What you need to do: Could you copy every one of the lines below, character for character?

## Begin

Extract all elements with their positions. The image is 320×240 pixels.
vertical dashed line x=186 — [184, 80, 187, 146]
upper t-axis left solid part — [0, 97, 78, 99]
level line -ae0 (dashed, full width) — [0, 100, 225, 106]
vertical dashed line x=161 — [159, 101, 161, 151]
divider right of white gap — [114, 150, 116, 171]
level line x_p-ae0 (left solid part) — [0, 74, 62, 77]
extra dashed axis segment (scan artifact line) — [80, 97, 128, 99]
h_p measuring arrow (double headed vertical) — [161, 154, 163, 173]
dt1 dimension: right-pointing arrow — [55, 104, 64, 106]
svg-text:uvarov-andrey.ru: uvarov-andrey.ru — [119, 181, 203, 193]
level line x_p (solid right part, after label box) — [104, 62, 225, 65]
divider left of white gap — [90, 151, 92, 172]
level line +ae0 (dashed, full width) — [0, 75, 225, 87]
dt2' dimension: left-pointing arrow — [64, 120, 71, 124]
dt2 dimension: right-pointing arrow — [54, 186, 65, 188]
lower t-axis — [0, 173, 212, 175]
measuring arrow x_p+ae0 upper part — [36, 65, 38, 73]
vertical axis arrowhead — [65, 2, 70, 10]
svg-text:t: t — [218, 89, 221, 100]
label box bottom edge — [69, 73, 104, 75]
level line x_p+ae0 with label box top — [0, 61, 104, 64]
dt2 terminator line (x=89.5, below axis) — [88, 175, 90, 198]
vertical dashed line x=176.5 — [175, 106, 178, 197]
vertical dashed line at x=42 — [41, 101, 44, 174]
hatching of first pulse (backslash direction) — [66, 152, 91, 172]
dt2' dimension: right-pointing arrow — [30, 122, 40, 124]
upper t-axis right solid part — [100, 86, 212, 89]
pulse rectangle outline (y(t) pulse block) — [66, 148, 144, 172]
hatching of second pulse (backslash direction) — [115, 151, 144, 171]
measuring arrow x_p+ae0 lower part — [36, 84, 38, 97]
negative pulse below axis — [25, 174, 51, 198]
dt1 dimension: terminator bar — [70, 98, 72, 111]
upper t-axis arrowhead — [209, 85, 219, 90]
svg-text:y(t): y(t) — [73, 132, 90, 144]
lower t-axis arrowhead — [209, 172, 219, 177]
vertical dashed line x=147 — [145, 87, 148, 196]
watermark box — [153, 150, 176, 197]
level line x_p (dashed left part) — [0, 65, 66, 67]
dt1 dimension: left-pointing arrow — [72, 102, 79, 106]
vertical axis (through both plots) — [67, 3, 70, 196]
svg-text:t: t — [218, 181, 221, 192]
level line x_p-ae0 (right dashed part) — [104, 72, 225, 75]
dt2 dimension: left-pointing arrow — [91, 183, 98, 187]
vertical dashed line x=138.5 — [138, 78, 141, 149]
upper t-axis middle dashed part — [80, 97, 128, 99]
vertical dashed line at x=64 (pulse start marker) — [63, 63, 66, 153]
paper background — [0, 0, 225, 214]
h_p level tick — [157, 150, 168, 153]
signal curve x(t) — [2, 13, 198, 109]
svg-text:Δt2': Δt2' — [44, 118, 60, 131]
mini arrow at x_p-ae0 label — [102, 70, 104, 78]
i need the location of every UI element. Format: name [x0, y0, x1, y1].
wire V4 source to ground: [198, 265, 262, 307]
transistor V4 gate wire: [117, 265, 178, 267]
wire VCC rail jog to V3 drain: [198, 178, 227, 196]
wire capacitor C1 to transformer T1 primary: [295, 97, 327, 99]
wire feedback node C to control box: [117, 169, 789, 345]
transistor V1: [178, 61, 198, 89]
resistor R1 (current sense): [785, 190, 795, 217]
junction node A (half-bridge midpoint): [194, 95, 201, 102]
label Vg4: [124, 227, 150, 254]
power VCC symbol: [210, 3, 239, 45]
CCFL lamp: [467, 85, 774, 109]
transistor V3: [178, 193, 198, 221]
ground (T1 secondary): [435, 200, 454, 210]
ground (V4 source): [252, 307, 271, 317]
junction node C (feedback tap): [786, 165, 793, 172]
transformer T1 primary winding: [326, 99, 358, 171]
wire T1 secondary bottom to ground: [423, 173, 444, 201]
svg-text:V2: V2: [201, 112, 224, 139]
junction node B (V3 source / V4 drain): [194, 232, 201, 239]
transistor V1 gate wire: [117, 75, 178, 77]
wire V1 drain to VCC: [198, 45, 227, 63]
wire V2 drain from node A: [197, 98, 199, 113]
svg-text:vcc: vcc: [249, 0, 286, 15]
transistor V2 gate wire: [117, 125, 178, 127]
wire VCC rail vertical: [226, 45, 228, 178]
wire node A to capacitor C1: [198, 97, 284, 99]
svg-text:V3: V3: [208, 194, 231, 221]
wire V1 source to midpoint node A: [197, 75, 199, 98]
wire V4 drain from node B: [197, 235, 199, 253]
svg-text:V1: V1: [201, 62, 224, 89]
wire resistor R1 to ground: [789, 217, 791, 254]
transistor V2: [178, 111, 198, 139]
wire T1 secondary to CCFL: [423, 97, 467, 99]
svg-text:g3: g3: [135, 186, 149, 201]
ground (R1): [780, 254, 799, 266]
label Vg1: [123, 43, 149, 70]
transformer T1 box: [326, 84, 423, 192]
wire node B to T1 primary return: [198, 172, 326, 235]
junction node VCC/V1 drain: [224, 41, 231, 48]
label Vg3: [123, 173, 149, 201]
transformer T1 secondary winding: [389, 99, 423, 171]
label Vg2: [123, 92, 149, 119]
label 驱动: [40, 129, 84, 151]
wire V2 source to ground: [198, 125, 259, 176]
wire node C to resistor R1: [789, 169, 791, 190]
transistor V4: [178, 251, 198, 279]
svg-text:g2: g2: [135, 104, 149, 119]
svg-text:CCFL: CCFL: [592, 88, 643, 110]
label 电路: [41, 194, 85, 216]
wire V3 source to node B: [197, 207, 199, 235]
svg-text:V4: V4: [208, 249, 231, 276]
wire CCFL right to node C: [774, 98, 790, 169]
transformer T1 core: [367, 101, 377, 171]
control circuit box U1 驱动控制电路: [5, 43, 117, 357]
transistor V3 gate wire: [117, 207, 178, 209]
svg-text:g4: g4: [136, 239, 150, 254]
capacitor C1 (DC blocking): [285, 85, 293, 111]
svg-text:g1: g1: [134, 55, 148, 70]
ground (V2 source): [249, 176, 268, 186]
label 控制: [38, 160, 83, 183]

## End

Answer to this problem:
Extract all elements with their positions. The image is 320×240 pixels.
vertical dashed line x=186 — [184, 80, 187, 146]
upper t-axis left solid part — [0, 97, 78, 99]
level line -ae0 (dashed, full width) — [0, 100, 225, 106]
vertical dashed line x=161 — [159, 101, 161, 151]
divider right of white gap — [114, 150, 116, 171]
level line x_p-ae0 (left solid part) — [0, 74, 62, 77]
extra dashed axis segment (scan artifact line) — [80, 97, 128, 99]
h_p measuring arrow (double headed vertical) — [161, 154, 163, 173]
dt1 dimension: right-pointing arrow — [55, 104, 64, 106]
svg-text:uvarov-andrey.ru: uvarov-andrey.ru — [119, 181, 203, 193]
level line x_p (solid right part, after label box) — [104, 62, 225, 65]
divider left of white gap — [90, 151, 92, 172]
level line +ae0 (dashed, full width) — [0, 75, 225, 87]
dt2' dimension: left-pointing arrow — [64, 120, 71, 124]
dt2 dimension: right-pointing arrow — [54, 186, 65, 188]
lower t-axis — [0, 173, 212, 175]
measuring arrow x_p+ae0 upper part — [36, 65, 38, 73]
vertical axis arrowhead — [65, 2, 70, 10]
svg-text:t: t — [218, 89, 221, 100]
label box bottom edge — [69, 73, 104, 75]
level line x_p+ae0 with label box top — [0, 61, 104, 64]
dt2 terminator line (x=89.5, below axis) — [88, 175, 90, 198]
vertical dashed line x=176.5 — [175, 106, 178, 197]
vertical dashed line at x=42 — [41, 101, 44, 174]
hatching of first pulse (backslash direction) — [66, 152, 91, 172]
dt2' dimension: right-pointing arrow — [30, 122, 40, 124]
upper t-axis right solid part — [100, 86, 212, 89]
pulse rectangle outline (y(t) pulse block) — [66, 148, 144, 172]
hatching of second pulse (backslash direction) — [115, 151, 144, 171]
measuring arrow x_p+ae0 lower part — [36, 84, 38, 97]
negative pulse below axis — [25, 174, 51, 198]
dt1 dimension: terminator bar — [70, 98, 72, 111]
upper t-axis arrowhead — [209, 85, 219, 90]
svg-text:y(t): y(t) — [73, 132, 90, 144]
lower t-axis arrowhead — [209, 172, 219, 177]
vertical dashed line x=147 — [145, 87, 148, 196]
watermark box — [153, 150, 176, 197]
level line x_p (dashed left part) — [0, 65, 66, 67]
dt1 dimension: left-pointing arrow — [72, 102, 79, 106]
vertical axis (through both plots) — [67, 3, 70, 196]
svg-text:t: t — [218, 181, 221, 192]
level line x_p-ae0 (right dashed part) — [104, 72, 225, 75]
dt2 dimension: left-pointing arrow — [91, 183, 98, 187]
vertical dashed line x=138.5 — [138, 78, 141, 149]
upper t-axis middle dashed part — [80, 97, 128, 99]
vertical dashed line at x=64 (pulse start marker) — [63, 63, 66, 153]
paper background — [0, 0, 225, 214]
h_p level tick — [157, 150, 168, 153]
signal curve x(t) — [2, 13, 198, 109]
svg-text:Δt2': Δt2' — [44, 118, 60, 131]
mini arrow at x_p-ae0 label — [102, 70, 104, 78]
i need the location of every UI element. Format: name [x0, y0, x1, y1].
wire V4 source to ground: [198, 265, 262, 307]
transistor V4 gate wire: [117, 265, 178, 267]
wire VCC rail jog to V3 drain: [198, 178, 227, 196]
wire capacitor C1 to transformer T1 primary: [295, 97, 327, 99]
wire feedback node C to control box: [117, 169, 789, 345]
transistor V1: [178, 61, 198, 89]
resistor R1 (current sense): [785, 190, 795, 217]
junction node A (half-bridge midpoint): [194, 95, 201, 102]
label Vg4: [124, 227, 150, 254]
power VCC symbol: [210, 3, 239, 45]
CCFL lamp: [467, 85, 774, 109]
transistor V3: [178, 193, 198, 221]
ground (T1 secondary): [435, 200, 454, 210]
ground (V4 source): [252, 307, 271, 317]
junction node C (feedback tap): [786, 165, 793, 172]
transformer T1 primary winding: [326, 99, 358, 171]
wire T1 secondary bottom to ground: [423, 173, 444, 201]
svg-text:V2: V2: [201, 112, 224, 139]
junction node B (V3 source / V4 drain): [194, 232, 201, 239]
transistor V1 gate wire: [117, 75, 178, 77]
wire V1 drain to VCC: [198, 45, 227, 63]
wire V2 drain from node A: [197, 98, 199, 113]
svg-text:vcc: vcc: [249, 0, 286, 15]
transistor V2 gate wire: [117, 125, 178, 127]
wire VCC rail vertical: [226, 45, 228, 178]
wire node A to capacitor C1: [198, 97, 284, 99]
svg-text:V3: V3: [208, 194, 231, 221]
wire V1 source to midpoint node A: [197, 75, 199, 98]
wire V4 drain from node B: [197, 235, 199, 253]
svg-text:V1: V1: [201, 62, 224, 89]
wire resistor R1 to ground: [789, 217, 791, 254]
transistor V2: [178, 111, 198, 139]
wire T1 secondary to CCFL: [423, 97, 467, 99]
svg-text:g3: g3: [135, 186, 149, 201]
ground (R1): [780, 254, 799, 266]
label Vg1: [123, 43, 149, 70]
transformer T1 box: [326, 84, 423, 192]
wire node B to T1 primary return: [198, 172, 326, 235]
junction node VCC/V1 drain: [224, 41, 231, 48]
label Vg3: [123, 173, 149, 201]
transformer T1 secondary winding: [389, 99, 423, 171]
label Vg2: [123, 92, 149, 119]
label 驱动: [40, 129, 84, 151]
wire V2 source to ground: [198, 125, 259, 176]
wire node C to resistor R1: [789, 169, 791, 190]
transistor V4: [178, 251, 198, 279]
svg-text:g2: g2: [135, 104, 149, 119]
svg-text:CCFL: CCFL: [592, 88, 643, 110]
label 电路: [41, 194, 85, 216]
wire V3 source to node B: [197, 207, 199, 235]
svg-text:V4: V4: [208, 249, 231, 276]
wire CCFL right to node C: [774, 98, 790, 169]
transformer T1 core: [367, 101, 377, 171]
control circuit box U1 驱动控制电路: [5, 43, 117, 357]
transistor V3 gate wire: [117, 207, 178, 209]
svg-text:g4: g4: [136, 239, 150, 254]
capacitor C1 (DC blocking): [285, 85, 293, 111]
svg-text:g1: g1: [134, 55, 148, 70]
ground (V2 source): [249, 176, 268, 186]
label 控制: [38, 160, 83, 183]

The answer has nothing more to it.